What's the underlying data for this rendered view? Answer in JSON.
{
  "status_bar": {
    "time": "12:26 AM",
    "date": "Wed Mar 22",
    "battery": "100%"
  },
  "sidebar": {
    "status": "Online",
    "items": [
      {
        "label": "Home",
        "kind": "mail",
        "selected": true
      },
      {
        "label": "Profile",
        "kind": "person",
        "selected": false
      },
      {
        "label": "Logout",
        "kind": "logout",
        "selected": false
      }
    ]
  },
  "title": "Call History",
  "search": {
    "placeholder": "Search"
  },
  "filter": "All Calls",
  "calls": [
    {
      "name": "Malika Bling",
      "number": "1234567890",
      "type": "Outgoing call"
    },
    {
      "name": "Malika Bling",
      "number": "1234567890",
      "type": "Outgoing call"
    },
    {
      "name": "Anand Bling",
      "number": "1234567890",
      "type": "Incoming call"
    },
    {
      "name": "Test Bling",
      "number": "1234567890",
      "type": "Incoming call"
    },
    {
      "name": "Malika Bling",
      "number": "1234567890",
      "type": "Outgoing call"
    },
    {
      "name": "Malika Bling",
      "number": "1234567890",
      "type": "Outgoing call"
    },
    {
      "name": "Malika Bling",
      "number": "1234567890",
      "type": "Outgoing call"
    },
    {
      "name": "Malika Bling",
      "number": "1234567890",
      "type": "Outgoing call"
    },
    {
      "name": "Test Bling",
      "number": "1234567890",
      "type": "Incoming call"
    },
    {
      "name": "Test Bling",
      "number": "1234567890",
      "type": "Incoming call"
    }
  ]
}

══════════

| What you should do |
Write the data out again in full and exactly.

| Answer to the problem |
What's the underlying data for this rendered view? Answer in JSON.
{
  "status_bar": {
    "time": "12:26 AM",
    "date": "Wed Mar 22",
    "battery": "100%"
  },
  "sidebar": {
    "status": "Online",
    "items": [
      {
        "label": "Home",
        "kind": "mail",
        "selected": true
      },
      {
        "label": "Profile",
        "kind": "person",
        "selected": false
      },
      {
        "label": "Logout",
        "kind": "logout",
        "selected": false
      }
    ]
  },
  "title": "Call History",
  "search": {
    "placeholder": "Search"
  },
  "filter": "All Calls",
  "calls": [
    {
      "name": "Malika Bling",
      "number": "1234567890",
      "type": "Outgoing call"
    },
    {
      "name": "Malika Bling",
      "number": "1234567890",
      "type": "Outgoing call"
    },
    {
      "name": "Anand Bling",
      "number": "1234567890",
      "type": "Incoming call"
    },
    {
      "name": "Test Bling",
      "number": "1234567890",
      "type": "Incoming call"
    },
    {
      "name": "Malika Bling",
      "number": "1234567890",
      "type": "Outgoing call"
    },
    {
      "name": "Malika Bling",
      "number": "1234567890",
      "type": "Outgoing call"
    },
    {
      "name": "Malika Bling",
      "number": "1234567890",
      "type": "Outgoing call"
    },
    {
      "name": "Malika Bling",
      "number": "1234567890",
      "type": "Outgoing call"
    },
    {
      "name": "Test Bling",
      "number": "1234567890",
      "type": "Incoming call"
    },
    {
      "name": "Test Bling",
      "number": "1234567890",
      "type": "Incoming call"
    }
  ]
}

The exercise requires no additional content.